__What you are asked to do__:
Copy out each line of the material below that holds the string "text".

__Listed entries__:
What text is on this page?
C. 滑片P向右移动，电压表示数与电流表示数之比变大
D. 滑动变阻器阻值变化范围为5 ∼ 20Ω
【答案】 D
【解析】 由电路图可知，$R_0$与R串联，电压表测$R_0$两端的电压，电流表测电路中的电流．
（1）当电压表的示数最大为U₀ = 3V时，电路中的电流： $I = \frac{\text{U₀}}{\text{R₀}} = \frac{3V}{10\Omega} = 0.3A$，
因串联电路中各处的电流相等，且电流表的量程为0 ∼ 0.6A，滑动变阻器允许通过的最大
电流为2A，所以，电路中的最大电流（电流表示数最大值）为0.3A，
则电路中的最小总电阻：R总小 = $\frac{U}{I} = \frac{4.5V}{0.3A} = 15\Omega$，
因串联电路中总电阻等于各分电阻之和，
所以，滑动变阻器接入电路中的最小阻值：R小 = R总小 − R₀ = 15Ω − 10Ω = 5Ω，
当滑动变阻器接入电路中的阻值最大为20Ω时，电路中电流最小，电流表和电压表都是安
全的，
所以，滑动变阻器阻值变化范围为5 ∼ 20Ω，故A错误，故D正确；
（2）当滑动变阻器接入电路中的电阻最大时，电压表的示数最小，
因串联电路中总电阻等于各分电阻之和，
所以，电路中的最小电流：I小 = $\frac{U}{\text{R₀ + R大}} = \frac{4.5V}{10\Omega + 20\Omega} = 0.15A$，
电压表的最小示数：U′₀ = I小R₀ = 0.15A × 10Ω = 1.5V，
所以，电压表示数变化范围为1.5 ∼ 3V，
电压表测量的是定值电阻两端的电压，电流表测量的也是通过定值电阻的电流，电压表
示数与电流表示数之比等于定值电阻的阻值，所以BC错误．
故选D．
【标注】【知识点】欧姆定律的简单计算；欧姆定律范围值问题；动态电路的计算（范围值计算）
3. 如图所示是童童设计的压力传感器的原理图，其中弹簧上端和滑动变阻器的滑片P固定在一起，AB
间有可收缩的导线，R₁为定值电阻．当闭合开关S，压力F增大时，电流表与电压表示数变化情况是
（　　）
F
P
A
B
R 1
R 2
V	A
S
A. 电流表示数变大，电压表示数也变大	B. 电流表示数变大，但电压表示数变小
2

__Solution below__:
What text is on this page?
（1）当电压表的示数最大为U₀ = 3V时，电路中的电流： $I = \frac{\text{U₀}}{\text{R₀}} = \frac{3V}{10\Omega} = 0.3A$，
所以，电路中的最小电流：I小 = $\frac{U}{\text{R₀ + R大}} = \frac{4.5V}{10\Omega + 20\Omega} = 0.15A$，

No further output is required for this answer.